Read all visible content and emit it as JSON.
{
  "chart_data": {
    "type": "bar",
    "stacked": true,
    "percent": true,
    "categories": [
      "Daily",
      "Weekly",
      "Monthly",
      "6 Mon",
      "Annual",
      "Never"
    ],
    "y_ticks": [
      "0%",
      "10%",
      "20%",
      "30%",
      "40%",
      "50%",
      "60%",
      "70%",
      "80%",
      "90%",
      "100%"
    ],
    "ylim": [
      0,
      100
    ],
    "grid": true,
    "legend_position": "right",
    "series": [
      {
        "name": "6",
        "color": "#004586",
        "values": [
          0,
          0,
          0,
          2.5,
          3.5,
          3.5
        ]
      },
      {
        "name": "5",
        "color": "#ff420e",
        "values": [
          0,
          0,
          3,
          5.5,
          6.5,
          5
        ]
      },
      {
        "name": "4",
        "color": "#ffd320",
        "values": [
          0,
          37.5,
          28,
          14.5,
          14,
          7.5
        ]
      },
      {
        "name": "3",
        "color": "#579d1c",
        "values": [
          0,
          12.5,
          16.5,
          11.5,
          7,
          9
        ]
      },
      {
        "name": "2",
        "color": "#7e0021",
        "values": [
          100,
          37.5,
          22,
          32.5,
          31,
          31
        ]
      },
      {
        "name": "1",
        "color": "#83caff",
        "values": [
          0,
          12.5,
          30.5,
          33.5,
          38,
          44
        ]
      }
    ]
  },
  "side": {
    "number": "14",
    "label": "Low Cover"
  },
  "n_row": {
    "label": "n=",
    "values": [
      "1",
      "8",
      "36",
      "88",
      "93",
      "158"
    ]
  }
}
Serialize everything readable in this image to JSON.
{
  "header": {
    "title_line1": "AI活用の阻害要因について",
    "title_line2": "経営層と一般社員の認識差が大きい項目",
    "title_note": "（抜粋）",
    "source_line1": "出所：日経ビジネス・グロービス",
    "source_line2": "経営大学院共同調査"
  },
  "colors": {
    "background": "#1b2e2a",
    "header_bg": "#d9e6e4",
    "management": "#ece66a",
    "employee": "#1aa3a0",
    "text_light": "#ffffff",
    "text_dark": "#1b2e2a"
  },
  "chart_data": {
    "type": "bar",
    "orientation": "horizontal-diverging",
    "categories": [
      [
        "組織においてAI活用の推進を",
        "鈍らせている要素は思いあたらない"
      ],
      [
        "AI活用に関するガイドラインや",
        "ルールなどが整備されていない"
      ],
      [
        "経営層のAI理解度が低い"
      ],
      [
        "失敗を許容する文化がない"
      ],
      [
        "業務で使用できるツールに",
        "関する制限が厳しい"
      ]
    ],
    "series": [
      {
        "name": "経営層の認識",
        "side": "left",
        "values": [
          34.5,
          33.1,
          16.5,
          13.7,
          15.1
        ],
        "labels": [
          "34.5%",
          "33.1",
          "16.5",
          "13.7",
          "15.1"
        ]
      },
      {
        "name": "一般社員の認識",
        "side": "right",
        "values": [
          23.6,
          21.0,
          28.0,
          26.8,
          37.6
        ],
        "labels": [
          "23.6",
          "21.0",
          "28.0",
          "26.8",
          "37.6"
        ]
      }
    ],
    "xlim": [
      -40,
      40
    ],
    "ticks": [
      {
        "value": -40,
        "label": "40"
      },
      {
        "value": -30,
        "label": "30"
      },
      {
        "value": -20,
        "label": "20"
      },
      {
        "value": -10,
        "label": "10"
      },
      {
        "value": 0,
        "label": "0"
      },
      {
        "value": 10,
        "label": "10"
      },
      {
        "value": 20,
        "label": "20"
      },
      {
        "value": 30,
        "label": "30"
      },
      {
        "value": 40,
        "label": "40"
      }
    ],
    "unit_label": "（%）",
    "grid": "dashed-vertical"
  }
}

------------------------------------------------

§ WORK TO DO: Every record should be given again exactly.

§ RESULT:
Read all visible content and emit it as JSON.
{
  "chart_data": {
    "type": "bar",
    "stacked": true,
    "percent": true,
    "categories": [
      "Daily",
      "Weekly",
      "Monthly",
      "6 Mon",
      "Annual",
      "Never"
    ],
    "y_ticks": [
      "0%",
      "10%",
      "20%",
      "30%",
      "40%",
      "50%",
      "60%",
      "70%",
      "80%",
      "90%",
      "100%"
    ],
    "ylim": [
      0,
      100
    ],
    "grid": true,
    "legend_position": "right",
    "series": [
      {
        "name": "6",
        "color": "#004586",
        "values": [
          0,
          0,
          0,
          2.5,
          3.5,
          3.5
        ]
      },
      {
        "name": "5",
        "color": "#ff420e",
        "values": [
          0,
          0,
          3,
          5.5,
          6.5,
          5
        ]
      },
      {
        "name": "4",
        "color": "#ffd320",
        "values": [
          0,
          37.5,
          28,
          14.5,
          14,
          7.5
        ]
      },
      {
        "name": "3",
        "color": "#579d1c",
        "values": [
          0,
          12.5,
          16.5,
          11.5,
          7,
          9
        ]
      },
      {
        "name": "2",
        "color": "#7e0021",
        "values": [
          100,
          37.5,
          22,
          32.5,
          31,
          31
        ]
      },
      {
        "name": "1",
        "color": "#83caff",
        "values": [
          0,
          12.5,
          30.5,
          33.5,
          38,
          44
        ]
      }
    ]
  },
  "side": {
    "number": "14",
    "label": "Low Cover"
  },
  "n_row": {
    "label": "n=",
    "values": [
      "1",
      "8",
      "36",
      "88",
      "93",
      "158"
    ]
  }
}
Serialize everything readable in this image to JSON.
{
  "header": {
    "title_line1": "AI活用の阻害要因について",
    "title_line2": "経営層と一般社員の認識差が大きい項目",
    "title_note": "（抜粋）",
    "source_line1": "出所：日経ビジネス・グロービス",
    "source_line2": "経営大学院共同調査"
  },
  "colors": {
    "background": "#1b2e2a",
    "header_bg": "#d9e6e4",
    "management": "#ece66a",
    "employee": "#1aa3a0",
    "text_light": "#ffffff",
    "text_dark": "#1b2e2a"
  },
  "chart_data": {
    "type": "bar",
    "orientation": "horizontal-diverging",
    "categories": [
      [
        "組織においてAI活用の推進を",
        "鈍らせている要素は思いあたらない"
      ],
      [
        "AI活用に関するガイドラインや",
        "ルールなどが整備されていない"
      ],
      [
        "経営層のAI理解度が低い"
      ],
      [
        "失敗を許容する文化がない"
      ],
      [
        "業務で使用できるツールに",
        "関する制限が厳しい"
      ]
    ],
    "series": [
      {
        "name": "経営層の認識",
        "side": "left",
        "values": [
          34.5,
          33.1,
          16.5,
          13.7,
          15.1
        ],
        "labels": [
          "34.5%",
          "33.1",
          "16.5",
          "13.7",
          "15.1"
        ]
      },
      {
        "name": "一般社員の認識",
        "side": "right",
        "values": [
          23.6,
          21.0,
          28.0,
          26.8,
          37.6
        ],
        "labels": [
          "23.6",
          "21.0",
          "28.0",
          "26.8",
          "37.6"
        ]
      }
    ],
    "xlim": [
      -40,
      40
    ],
    "ticks": [
      {
        "value": -40,
        "label": "40"
      },
      {
        "value": -30,
        "label": "30"
      },
      {
        "value": -20,
        "label": "20"
      },
      {
        "value": -10,
        "label": "10"
      },
      {
        "value": 0,
        "label": "0"
      },
      {
        "value": 10,
        "label": "10"
      },
      {
        "value": 20,
        "label": "20"
      },
      {
        "value": 30,
        "label": "30"
      },
      {
        "value": 40,
        "label": "40"
      }
    ],
    "unit_label": "（%）",
    "grid": "dashed-vertical"
  }
}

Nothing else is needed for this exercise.